REQUIRED TASKS →
(a) Translate this sentence from the passage on alloy microstructure into Spanish: "For this reason, when the particles are compacted during the HIP process, these oxides are trapped inside the material."
(b) Extend the passage on alloy microstructure, picking up after its final sentence.

EXERCISE PASSAGE →

______________________________

4. Results and Discussion

4.1. Microstructural Characterization

The obtained microstructure for the alloy is presented in Figure 4. Figure 4a depicts the state of the material after the HIP process, showing that the grains have a mean size smaller than 30 μm. From the optical image presented in Figure 4b for the material after the HR, it can be observed that the grains are no longer spherical and tend to elongate along the direction of the lamination process, exhibiting a noticeable growth, with sizes between 40 and 500 μm, that can be attributed to the dynamic recrystallization during hot rolling. On the other hand, even though the atomization of the powders takes place under an Ar atmosphere, the formation of a thin layer of oxide on the surface of the powder is inevitable. For this reason, when the particles are compacted during the HIP process, these oxides are trapped inside the material. Later, during the HR process, these layers of oxides are broken and distribute through the material as thin lines inside the material aligned along the rolling direction. Actually, this effect can be observed with backscattered electrons (BSEs) in SEM as in Figure 4c,d. However, these inclusions do not hinder completely the recrystallization processes or the evolution of the martensite plates during the martensitic transformation [120]. As an inconvenience, the sample also presents a certain amount of precipitate caused by the presence of the Zr grain refiner, which is depleted from the solid solution during the high-temperature processing by HIP and hot rolling and eventually coalesces during the further thermal treatments. Along the work, we realize that whereas the B seems to be a good grain refiner, in agreement with previous works [90,91], the Zr loses the refining performance during the processing at high temperatures between 850 and 900 °C, as will be shown through the EBSD patterns.

______________________________

Excerpts from a dataset:
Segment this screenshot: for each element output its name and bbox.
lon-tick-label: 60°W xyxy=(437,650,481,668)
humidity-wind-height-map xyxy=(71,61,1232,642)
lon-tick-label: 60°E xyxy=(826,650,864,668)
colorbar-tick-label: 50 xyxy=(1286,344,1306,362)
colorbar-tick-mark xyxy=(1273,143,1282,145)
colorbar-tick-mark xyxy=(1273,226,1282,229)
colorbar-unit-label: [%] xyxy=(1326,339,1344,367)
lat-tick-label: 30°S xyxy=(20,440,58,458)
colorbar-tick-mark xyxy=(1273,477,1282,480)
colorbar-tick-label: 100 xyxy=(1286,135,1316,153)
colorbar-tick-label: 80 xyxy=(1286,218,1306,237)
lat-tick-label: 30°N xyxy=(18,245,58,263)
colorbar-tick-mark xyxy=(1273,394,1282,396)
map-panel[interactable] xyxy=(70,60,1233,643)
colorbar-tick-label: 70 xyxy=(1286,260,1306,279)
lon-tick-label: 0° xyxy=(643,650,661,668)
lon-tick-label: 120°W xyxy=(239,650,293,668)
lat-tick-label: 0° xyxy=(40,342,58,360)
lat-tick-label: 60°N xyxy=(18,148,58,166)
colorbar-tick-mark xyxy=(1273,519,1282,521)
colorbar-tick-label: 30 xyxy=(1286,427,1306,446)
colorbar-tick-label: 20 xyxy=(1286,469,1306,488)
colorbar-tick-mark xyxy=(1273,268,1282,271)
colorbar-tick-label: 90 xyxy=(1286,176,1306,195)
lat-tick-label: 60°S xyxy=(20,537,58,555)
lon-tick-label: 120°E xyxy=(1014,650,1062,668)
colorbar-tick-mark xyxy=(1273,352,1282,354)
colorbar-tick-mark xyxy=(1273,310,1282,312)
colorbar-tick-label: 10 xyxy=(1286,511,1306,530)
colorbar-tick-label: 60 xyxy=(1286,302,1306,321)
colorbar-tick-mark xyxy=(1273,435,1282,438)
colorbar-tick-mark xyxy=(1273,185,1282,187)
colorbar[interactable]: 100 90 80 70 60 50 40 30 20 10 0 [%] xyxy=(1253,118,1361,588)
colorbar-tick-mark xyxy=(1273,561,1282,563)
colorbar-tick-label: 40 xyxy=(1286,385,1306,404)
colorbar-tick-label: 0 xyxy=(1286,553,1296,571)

______________________________

YOUR WRITTEN ANSWERS →
(a) Por esta razón, cuando las partículas se compactan durante el proceso HIP, estos óxidos quedan atrapados dentro del material.

(b)
The EBSD measurements performed on the HR sample, see Figure 4b, show that the material is fully transformed into martensite at room temperature, and the EBSD maps show that all variants are indexed as the monoclinic β’3 martensitic phase (C2/m) (with a = 1.3817 nm, b = 0.52856 nm, c = 0.43987 nm, β = 113.6°) [127]. As an example, the EBSD map of Figure 5a presents the different martensite variants, and the black lines indicate two grain boundaries with more than 10 degrees of disorientation. The martensites form self-accommodated groups of four variants, whose orientations and orientation relationships (ORs) are determined by the EBSD indexations. The different colors of the martensite variants (gray, purple, pink, and green) correspond to the orientations given by the three Euler angles. The colors of the interfaces in Figure 5a correspond to the different twin boundaries, twin I and twin II, and the twin compounds. In Figure 5b, the orientation relationships of the unit cells are represented in the same colors of the map in the biggest grain of Figure 5a. These martensite variants accommodate according to three different twinning types that are indicated by arrows in the schema of Figure 5b in agreement with a previous description [128]; the special boundaries in between the variants and their percentages are also indicated in Figure 5a.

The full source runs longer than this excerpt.